▶ Provided information
● ● ● ●
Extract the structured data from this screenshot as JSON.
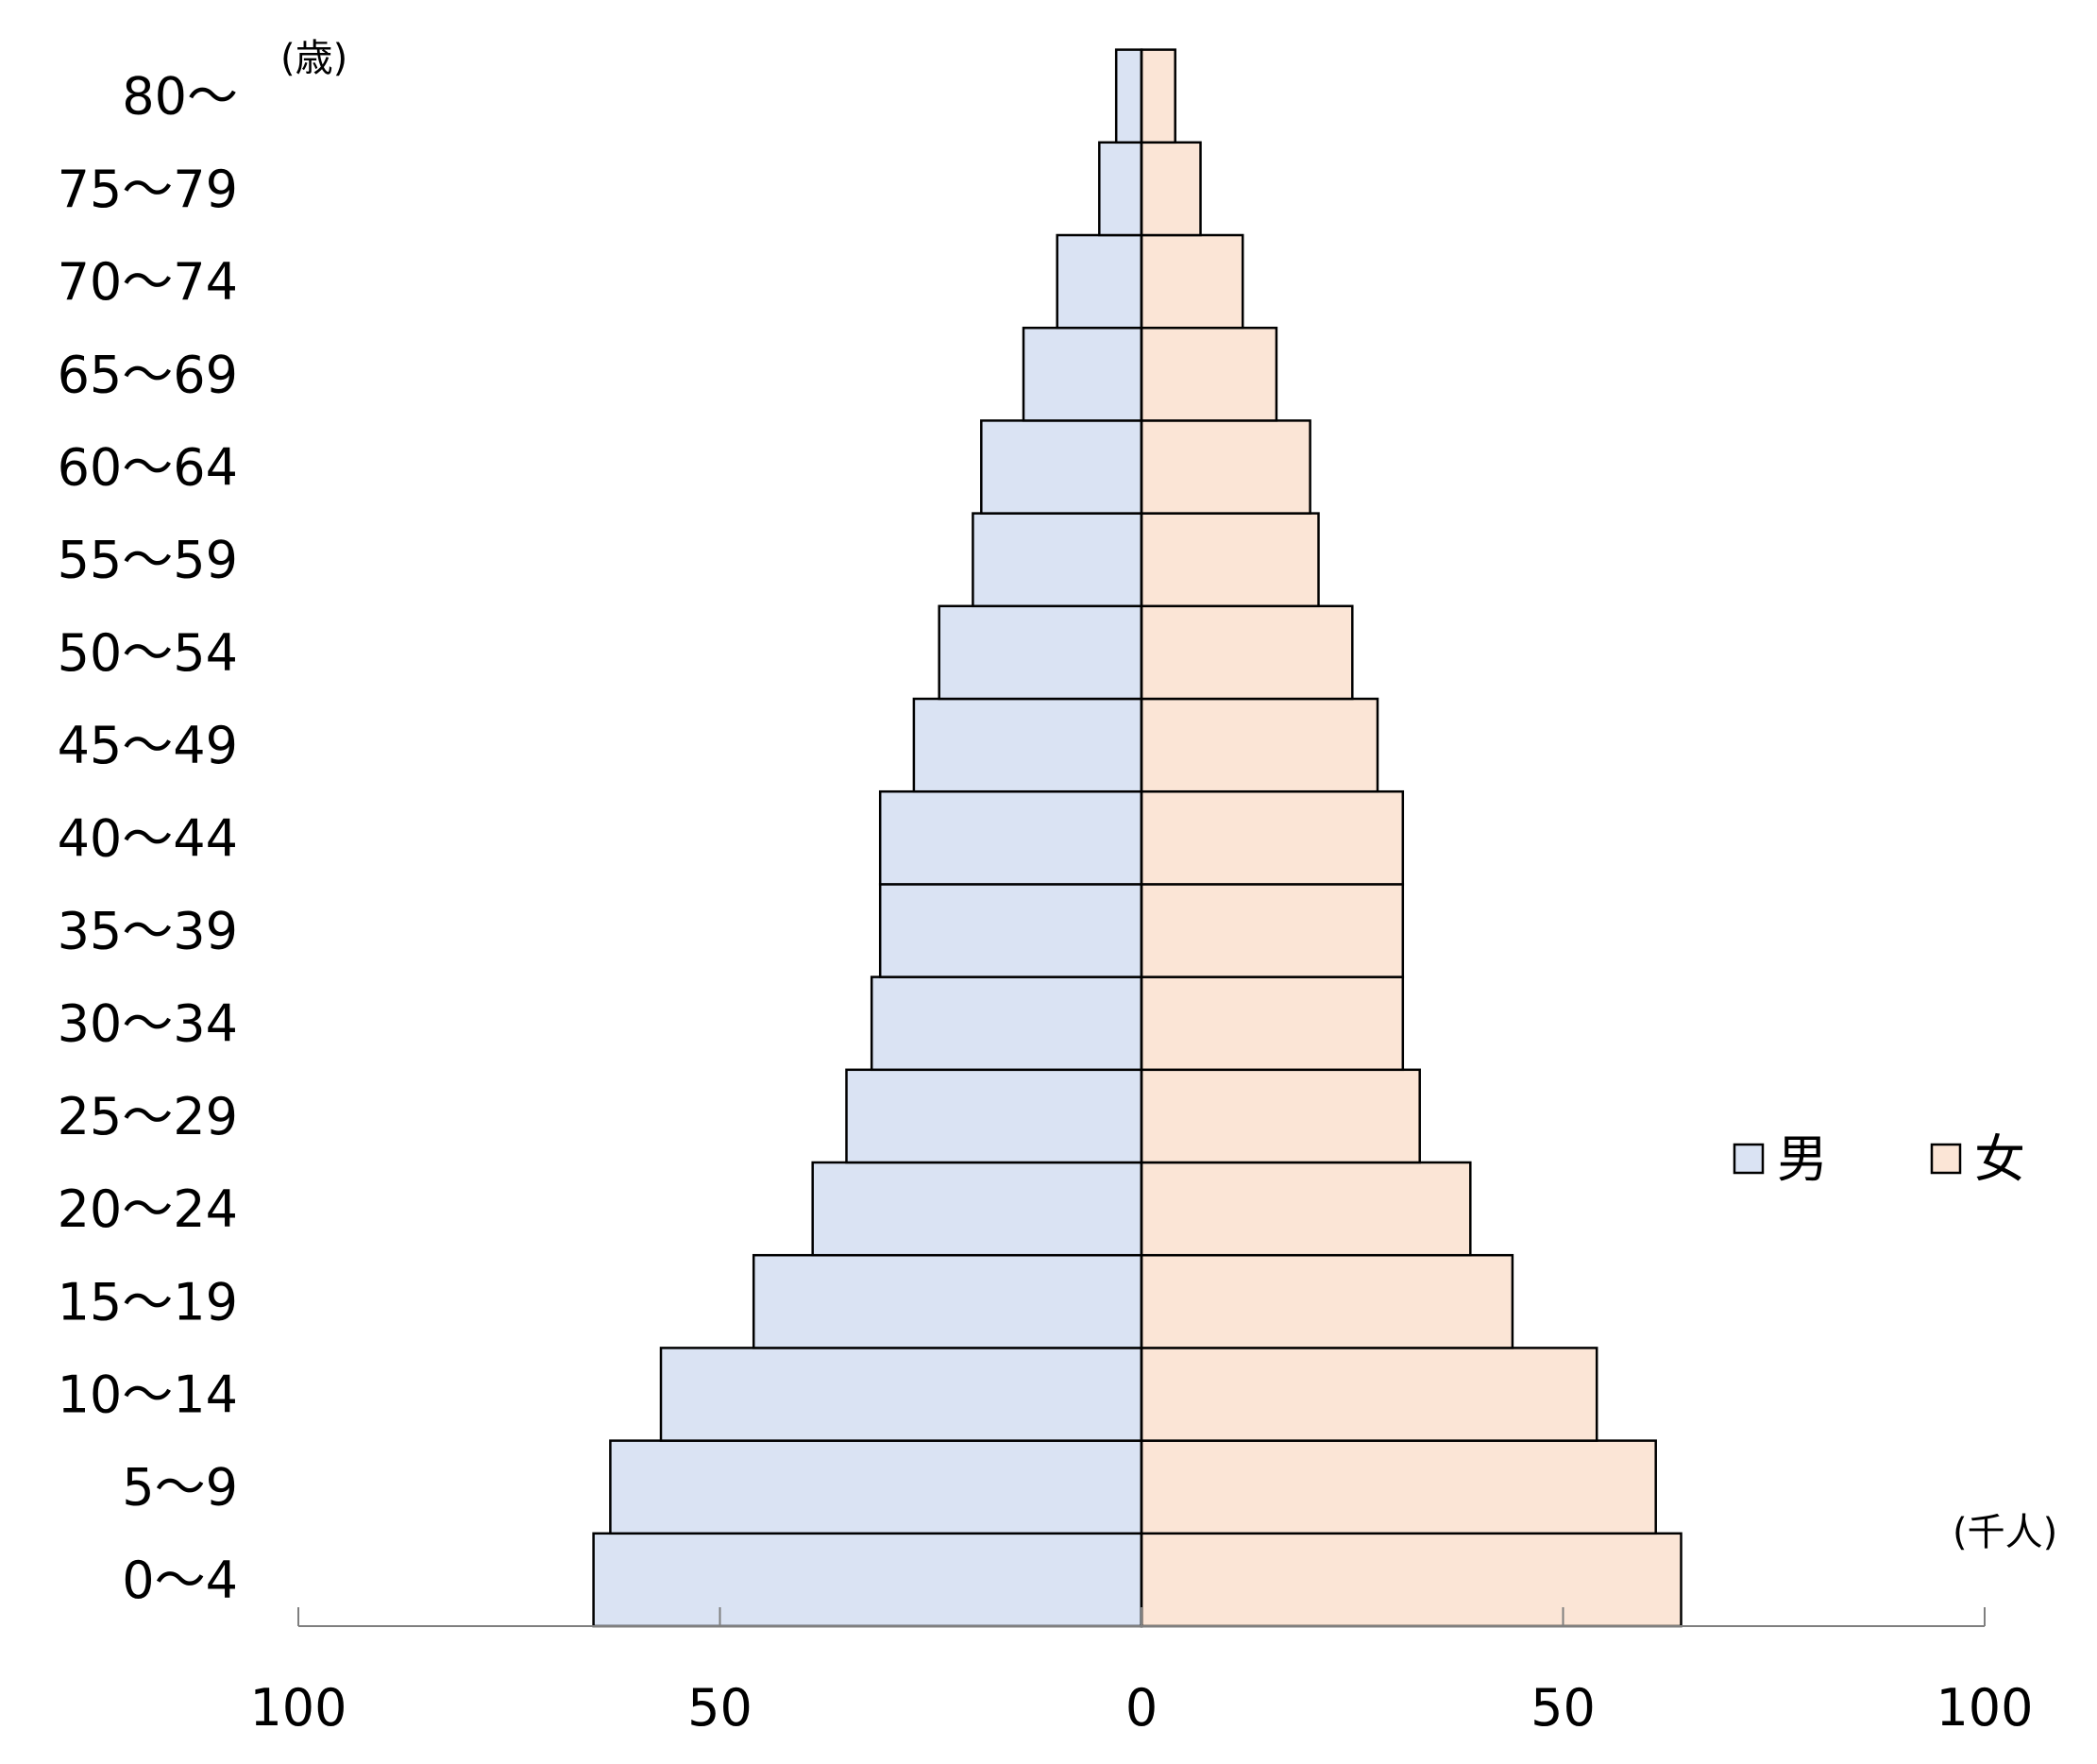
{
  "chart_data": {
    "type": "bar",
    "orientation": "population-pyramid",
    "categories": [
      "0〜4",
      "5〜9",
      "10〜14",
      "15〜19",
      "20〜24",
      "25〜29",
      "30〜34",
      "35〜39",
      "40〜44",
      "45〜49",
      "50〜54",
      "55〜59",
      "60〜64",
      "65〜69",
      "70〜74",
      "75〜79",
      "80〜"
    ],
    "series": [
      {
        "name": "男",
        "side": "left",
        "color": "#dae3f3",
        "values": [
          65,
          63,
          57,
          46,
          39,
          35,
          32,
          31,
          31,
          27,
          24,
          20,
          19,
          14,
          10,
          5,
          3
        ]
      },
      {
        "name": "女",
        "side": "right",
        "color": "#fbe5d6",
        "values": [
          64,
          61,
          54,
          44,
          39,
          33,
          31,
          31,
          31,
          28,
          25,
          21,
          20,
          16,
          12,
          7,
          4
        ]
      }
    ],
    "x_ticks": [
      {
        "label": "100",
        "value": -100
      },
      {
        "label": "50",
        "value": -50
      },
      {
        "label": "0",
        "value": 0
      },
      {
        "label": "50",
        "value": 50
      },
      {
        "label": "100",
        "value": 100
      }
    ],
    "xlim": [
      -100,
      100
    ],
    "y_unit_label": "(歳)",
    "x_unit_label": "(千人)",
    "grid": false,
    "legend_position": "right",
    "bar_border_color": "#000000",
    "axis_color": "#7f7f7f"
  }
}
● ● ● ●
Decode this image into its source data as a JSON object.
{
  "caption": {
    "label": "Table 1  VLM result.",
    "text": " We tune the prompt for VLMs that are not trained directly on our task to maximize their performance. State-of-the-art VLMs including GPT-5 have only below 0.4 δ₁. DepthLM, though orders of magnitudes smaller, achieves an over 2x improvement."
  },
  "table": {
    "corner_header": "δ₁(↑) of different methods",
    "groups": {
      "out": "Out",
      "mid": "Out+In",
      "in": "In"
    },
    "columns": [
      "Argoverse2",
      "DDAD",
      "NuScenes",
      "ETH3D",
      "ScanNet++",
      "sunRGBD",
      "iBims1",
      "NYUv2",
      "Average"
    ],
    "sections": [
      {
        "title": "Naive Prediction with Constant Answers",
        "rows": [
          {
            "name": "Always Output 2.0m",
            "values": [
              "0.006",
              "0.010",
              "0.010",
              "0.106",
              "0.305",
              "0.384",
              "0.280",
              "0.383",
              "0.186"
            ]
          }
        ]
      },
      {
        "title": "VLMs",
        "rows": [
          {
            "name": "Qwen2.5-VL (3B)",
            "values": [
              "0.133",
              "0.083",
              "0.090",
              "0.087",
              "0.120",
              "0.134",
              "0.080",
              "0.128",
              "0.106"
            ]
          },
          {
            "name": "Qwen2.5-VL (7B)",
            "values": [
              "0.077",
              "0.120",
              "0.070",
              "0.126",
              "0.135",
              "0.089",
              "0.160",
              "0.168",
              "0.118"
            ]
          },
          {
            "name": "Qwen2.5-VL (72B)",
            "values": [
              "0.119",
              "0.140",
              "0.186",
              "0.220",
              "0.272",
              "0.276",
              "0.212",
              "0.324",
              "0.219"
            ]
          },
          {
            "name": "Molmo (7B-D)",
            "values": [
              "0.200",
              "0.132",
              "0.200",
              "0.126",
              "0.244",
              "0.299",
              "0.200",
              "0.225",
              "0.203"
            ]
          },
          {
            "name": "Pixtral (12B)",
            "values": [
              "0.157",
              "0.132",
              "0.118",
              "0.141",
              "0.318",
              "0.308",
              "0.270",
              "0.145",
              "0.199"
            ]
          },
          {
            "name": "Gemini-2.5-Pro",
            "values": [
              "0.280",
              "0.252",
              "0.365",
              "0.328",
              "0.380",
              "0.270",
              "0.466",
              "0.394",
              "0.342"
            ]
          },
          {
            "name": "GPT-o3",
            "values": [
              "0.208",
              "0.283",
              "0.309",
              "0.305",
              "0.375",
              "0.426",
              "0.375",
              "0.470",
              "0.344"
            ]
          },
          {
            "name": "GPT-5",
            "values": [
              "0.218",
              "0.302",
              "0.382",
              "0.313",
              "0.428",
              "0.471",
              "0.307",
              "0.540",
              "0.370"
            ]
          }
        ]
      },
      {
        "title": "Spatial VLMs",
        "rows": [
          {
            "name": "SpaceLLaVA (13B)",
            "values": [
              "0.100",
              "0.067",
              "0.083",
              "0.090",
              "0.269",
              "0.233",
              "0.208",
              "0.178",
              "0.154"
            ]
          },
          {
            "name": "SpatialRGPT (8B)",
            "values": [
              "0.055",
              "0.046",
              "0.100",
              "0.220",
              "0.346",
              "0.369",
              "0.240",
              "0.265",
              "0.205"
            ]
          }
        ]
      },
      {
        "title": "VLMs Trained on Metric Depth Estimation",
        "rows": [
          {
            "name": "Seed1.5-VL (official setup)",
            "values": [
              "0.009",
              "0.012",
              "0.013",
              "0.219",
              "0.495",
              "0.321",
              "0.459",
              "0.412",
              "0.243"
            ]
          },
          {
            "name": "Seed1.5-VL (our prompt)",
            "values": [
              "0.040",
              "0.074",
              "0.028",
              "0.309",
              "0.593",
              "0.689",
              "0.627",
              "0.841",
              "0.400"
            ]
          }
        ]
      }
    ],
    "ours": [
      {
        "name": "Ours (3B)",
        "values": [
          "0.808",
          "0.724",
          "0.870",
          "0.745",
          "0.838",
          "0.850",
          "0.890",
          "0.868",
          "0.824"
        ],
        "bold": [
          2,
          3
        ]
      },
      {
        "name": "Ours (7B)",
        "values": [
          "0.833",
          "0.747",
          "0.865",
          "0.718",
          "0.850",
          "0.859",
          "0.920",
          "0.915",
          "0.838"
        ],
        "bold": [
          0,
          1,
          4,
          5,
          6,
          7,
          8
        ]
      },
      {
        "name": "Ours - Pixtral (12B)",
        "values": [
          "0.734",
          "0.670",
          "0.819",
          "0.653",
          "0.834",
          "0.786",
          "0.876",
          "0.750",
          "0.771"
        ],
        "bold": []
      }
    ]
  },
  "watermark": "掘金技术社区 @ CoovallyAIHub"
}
● ● ● ●
▶ Exercise directions
Each line with the string "JSON" in it needs to be found and copied.

▶ Answer for the task
Extract the structured data from this screenshot as JSON.
Decode this image into its source data as a JSON object.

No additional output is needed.